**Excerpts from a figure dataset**

# # #

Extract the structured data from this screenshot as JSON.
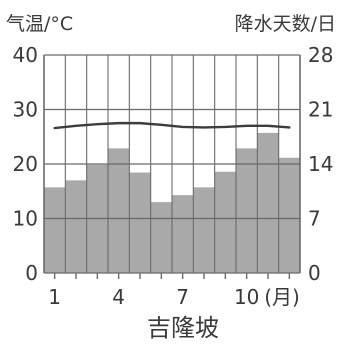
{
  "chart_data": {
    "type": "bar",
    "place_name": "吉隆坡",
    "left_axis_label": "气温/°C",
    "right_axis_label": "降水天数/日",
    "x_axis_unit": "(月)",
    "months": [
      1,
      2,
      3,
      4,
      5,
      6,
      7,
      8,
      9,
      10,
      11,
      12
    ],
    "x_tick_labels": [
      "1",
      "4",
      "7",
      "10"
    ],
    "left_ticks": [
      "0",
      "10",
      "20",
      "30",
      "40"
    ],
    "right_ticks": [
      "0",
      "7",
      "14",
      "21",
      "28"
    ],
    "left_ylim": [
      0,
      40
    ],
    "right_ylim": [
      0,
      28
    ],
    "series": [
      {
        "kind": "bar",
        "axis": "right",
        "values": [
          11,
          11.9,
          13.9,
          16,
          12.9,
          9.1,
          10,
          11,
          13,
          16,
          18,
          14.8
        ]
      },
      {
        "kind": "line",
        "axis": "left",
        "values": [
          26.6,
          27,
          27.3,
          27.5,
          27.5,
          27.2,
          26.8,
          26.7,
          26.8,
          27,
          27,
          26.7
        ]
      }
    ],
    "grid": true,
    "colors": {
      "bar": "#a9a9a9",
      "line": "#3c3c3c",
      "grid": "#6a6a6a",
      "text": "#3a3a3a"
    }
  }
}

# # #

**Directions**
Write the records out again in full, exactly, and skip every picture.

**Finished answer**
Extract the structured data from this screenshot as JSON.
{
  "chart_data": {
    "type": "bar",
    "place_name": "吉隆坡",
    "left_axis_label": "气温/°C",
    "right_axis_label": "降水天数/日",
    "x_axis_unit": "(月)",
    "months": [
      1,
      2,
      3,
      4,
      5,
      6,
      7,
      8,
      9,
      10,
      11,
      12
    ],
    "x_tick_labels": [
      "1",
      "4",
      "7",
      "10"
    ],
    "left_ticks": [
      "0",
      "10",
      "20",
      "30",
      "40"
    ],
    "right_ticks": [
      "0",
      "7",
      "14",
      "21",
      "28"
    ],
    "left_ylim": [
      0,
      40
    ],
    "right_ylim": [
      0,
      28
    ],
    "series": [
      {
        "kind": "bar",
        "axis": "right",
        "values": [
          11,
          11.9,
          13.9,
          16,
          12.9,
          9.1,
          10,
          11,
          13,
          16,
          18,
          14.8
        ]
      },
      {
        "kind": "line",
        "axis": "left",
        "values": [
          26.6,
          27,
          27.3,
          27.5,
          27.5,
          27.2,
          26.8,
          26.7,
          26.8,
          27,
          27,
          26.7
        ]
      }
    ],
    "grid": true,
    "colors": {
      "bar": "#a9a9a9",
      "line": "#3c3c3c",
      "grid": "#6a6a6a",
      "text": "#3a3a3a"
    }
  }
}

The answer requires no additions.